TASK GOAL: All of the entries must be duplicated exactly.

┌─ RECORDS FOR THE EXERCISE

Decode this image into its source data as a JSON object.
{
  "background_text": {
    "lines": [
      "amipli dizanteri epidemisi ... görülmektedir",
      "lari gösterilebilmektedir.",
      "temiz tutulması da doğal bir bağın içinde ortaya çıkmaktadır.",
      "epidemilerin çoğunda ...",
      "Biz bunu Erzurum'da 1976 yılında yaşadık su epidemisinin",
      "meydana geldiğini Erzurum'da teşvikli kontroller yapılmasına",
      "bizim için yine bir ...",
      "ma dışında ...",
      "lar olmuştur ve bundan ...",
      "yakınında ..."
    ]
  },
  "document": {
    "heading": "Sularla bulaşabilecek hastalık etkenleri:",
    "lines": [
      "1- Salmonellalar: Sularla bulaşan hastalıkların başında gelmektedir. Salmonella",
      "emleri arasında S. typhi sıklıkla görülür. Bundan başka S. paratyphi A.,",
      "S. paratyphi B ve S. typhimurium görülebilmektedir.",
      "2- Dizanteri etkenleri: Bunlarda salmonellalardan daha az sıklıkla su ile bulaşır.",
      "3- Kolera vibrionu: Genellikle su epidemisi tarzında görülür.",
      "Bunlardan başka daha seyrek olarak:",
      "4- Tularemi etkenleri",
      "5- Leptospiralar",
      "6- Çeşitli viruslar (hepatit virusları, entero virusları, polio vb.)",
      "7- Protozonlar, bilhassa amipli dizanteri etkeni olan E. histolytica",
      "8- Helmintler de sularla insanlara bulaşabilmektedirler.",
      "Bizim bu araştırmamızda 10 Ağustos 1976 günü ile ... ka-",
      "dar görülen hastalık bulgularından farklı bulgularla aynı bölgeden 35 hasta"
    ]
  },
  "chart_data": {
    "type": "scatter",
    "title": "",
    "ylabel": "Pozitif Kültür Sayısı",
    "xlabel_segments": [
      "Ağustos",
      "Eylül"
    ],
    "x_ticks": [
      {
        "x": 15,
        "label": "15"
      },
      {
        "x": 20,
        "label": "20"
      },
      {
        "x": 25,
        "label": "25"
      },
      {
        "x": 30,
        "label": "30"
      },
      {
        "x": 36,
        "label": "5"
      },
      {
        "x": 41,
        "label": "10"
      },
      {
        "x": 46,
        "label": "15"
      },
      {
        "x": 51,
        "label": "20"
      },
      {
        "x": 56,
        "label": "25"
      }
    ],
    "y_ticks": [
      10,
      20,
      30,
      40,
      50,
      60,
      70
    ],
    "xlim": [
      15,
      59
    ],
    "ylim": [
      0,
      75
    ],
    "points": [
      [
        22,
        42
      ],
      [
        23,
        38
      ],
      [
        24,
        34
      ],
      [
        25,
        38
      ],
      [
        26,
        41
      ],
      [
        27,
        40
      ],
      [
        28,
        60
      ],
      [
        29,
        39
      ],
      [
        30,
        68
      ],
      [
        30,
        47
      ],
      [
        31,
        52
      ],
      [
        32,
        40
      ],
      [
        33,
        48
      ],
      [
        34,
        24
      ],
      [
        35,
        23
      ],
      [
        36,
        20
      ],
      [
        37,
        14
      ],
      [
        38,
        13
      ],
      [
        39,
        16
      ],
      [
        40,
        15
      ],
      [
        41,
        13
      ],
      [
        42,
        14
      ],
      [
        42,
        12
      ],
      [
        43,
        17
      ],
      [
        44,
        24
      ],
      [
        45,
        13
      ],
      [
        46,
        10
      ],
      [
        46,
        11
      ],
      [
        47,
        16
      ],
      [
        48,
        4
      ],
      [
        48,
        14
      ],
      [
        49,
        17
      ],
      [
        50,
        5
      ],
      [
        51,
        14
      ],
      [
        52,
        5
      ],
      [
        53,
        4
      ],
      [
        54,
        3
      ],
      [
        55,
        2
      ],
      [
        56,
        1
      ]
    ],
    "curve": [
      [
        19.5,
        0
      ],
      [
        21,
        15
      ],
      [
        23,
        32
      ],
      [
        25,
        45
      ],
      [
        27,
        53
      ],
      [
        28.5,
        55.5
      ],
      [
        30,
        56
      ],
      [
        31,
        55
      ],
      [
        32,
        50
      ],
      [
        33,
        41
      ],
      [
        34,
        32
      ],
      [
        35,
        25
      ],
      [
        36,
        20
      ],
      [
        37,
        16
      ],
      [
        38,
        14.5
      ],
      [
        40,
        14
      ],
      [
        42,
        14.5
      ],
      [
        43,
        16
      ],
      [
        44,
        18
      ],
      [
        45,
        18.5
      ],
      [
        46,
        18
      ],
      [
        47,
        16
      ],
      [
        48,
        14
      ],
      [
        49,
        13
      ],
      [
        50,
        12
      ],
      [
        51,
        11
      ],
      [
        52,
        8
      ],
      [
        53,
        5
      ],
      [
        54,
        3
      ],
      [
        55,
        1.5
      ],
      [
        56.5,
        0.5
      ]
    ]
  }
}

└─

TASK RESULT:
Decode this image into its source data as a JSON object.
{
  "background_text": {
    "lines": [
      "amipli dizanteri epidemisi ... görülmektedir",
      "lari gösterilebilmektedir.",
      "temiz tutulması da doğal bir bağın içinde ortaya çıkmaktadır.",
      "epidemilerin çoğunda ...",
      "Biz bunu Erzurum'da 1976 yılında yaşadık su epidemisinin",
      "meydana geldiğini Erzurum'da teşvikli kontroller yapılmasına",
      "bizim için yine bir ...",
      "ma dışında ...",
      "lar olmuştur ve bundan ...",
      "yakınında ..."
    ]
  },
  "document": {
    "heading": "Sularla bulaşabilecek hastalık etkenleri:",
    "lines": [
      "1- Salmonellalar: Sularla bulaşan hastalıkların başında gelmektedir. Salmonella",
      "emleri arasında S. typhi sıklıkla görülür. Bundan başka S. paratyphi A.,",
      "S. paratyphi B ve S. typhimurium görülebilmektedir.",
      "2- Dizanteri etkenleri: Bunlarda salmonellalardan daha az sıklıkla su ile bulaşır.",
      "3- Kolera vibrionu: Genellikle su epidemisi tarzında görülür.",
      "Bunlardan başka daha seyrek olarak:",
      "4- Tularemi etkenleri",
      "5- Leptospiralar",
      "6- Çeşitli viruslar (hepatit virusları, entero virusları, polio vb.)",
      "7- Protozonlar, bilhassa amipli dizanteri etkeni olan E. histolytica",
      "8- Helmintler de sularla insanlara bulaşabilmektedirler.",
      "Bizim bu araştırmamızda 10 Ağustos 1976 günü ile ... ka-",
      "dar görülen hastalık bulgularından farklı bulgularla aynı bölgeden 35 hasta"
    ]
  },
  "chart_data": {
    "type": "scatter",
    "title": "",
    "ylabel": "Pozitif Kültür Sayısı",
    "xlabel_segments": [
      "Ağustos",
      "Eylül"
    ],
    "x_ticks": [
      {
        "x": 15,
        "label": "15"
      },
      {
        "x": 20,
        "label": "20"
      },
      {
        "x": 25,
        "label": "25"
      },
      {
        "x": 30,
        "label": "30"
      },
      {
        "x": 36,
        "label": "5"
      },
      {
        "x": 41,
        "label": "10"
      },
      {
        "x": 46,
        "label": "15"
      },
      {
        "x": 51,
        "label": "20"
      },
      {
        "x": 56,
        "label": "25"
      }
    ],
    "y_ticks": [
      10,
      20,
      30,
      40,
      50,
      60,
      70
    ],
    "xlim": [
      15,
      59
    ],
    "ylim": [
      0,
      75
    ],
    "points": [
      [
        22,
        42
      ],
      [
        23,
        38
      ],
      [
        24,
        34
      ],
      [
        25,
        38
      ],
      [
        26,
        41
      ],
      [
        27,
        40
      ],
      [
        28,
        60
      ],
      [
        29,
        39
      ],
      [
        30,
        68
      ],
      [
        30,
        47
      ],
      [
        31,
        52
      ],
      [
        32,
        40
      ],
      [
        33,
        48
      ],
      [
        34,
        24
      ],
      [
        35,
        23
      ],
      [
        36,
        20
      ],
      [
        37,
        14
      ],
      [
        38,
        13
      ],
      [
        39,
        16
      ],
      [
        40,
        15
      ],
      [
        41,
        13
      ],
      [
        42,
        14
      ],
      [
        42,
        12
      ],
      [
        43,
        17
      ],
      [
        44,
        24
      ],
      [
        45,
        13
      ],
      [
        46,
        10
      ],
      [
        46,
        11
      ],
      [
        47,
        16
      ],
      [
        48,
        4
      ],
      [
        48,
        14
      ],
      [
        49,
        17
      ],
      [
        50,
        5
      ],
      [
        51,
        14
      ],
      [
        52,
        5
      ],
      [
        53,
        4
      ],
      [
        54,
        3
      ],
      [
        55,
        2
      ],
      [
        56,
        1
      ]
    ],
    "curve": [
      [
        19.5,
        0
      ],
      [
        21,
        15
      ],
      [
        23,
        32
      ],
      [
        25,
        45
      ],
      [
        27,
        53
      ],
      [
        28.5,
        55.5
      ],
      [
        30,
        56
      ],
      [
        31,
        55
      ],
      [
        32,
        50
      ],
      [
        33,
        41
      ],
      [
        34,
        32
      ],
      [
        35,
        25
      ],
      [
        36,
        20
      ],
      [
        37,
        16
      ],
      [
        38,
        14.5
      ],
      [
        40,
        14
      ],
      [
        42,
        14.5
      ],
      [
        43,
        16
      ],
      [
        44,
        18
      ],
      [
        45,
        18.5
      ],
      [
        46,
        18
      ],
      [
        47,
        16
      ],
      [
        48,
        14
      ],
      [
        49,
        13
      ],
      [
        50,
        12
      ],
      [
        51,
        11
      ],
      [
        52,
        8
      ],
      [
        53,
        5
      ],
      [
        54,
        3
      ],
      [
        55,
        1.5
      ],
      [
        56.5,
        0.5
      ]
    ]
  }
}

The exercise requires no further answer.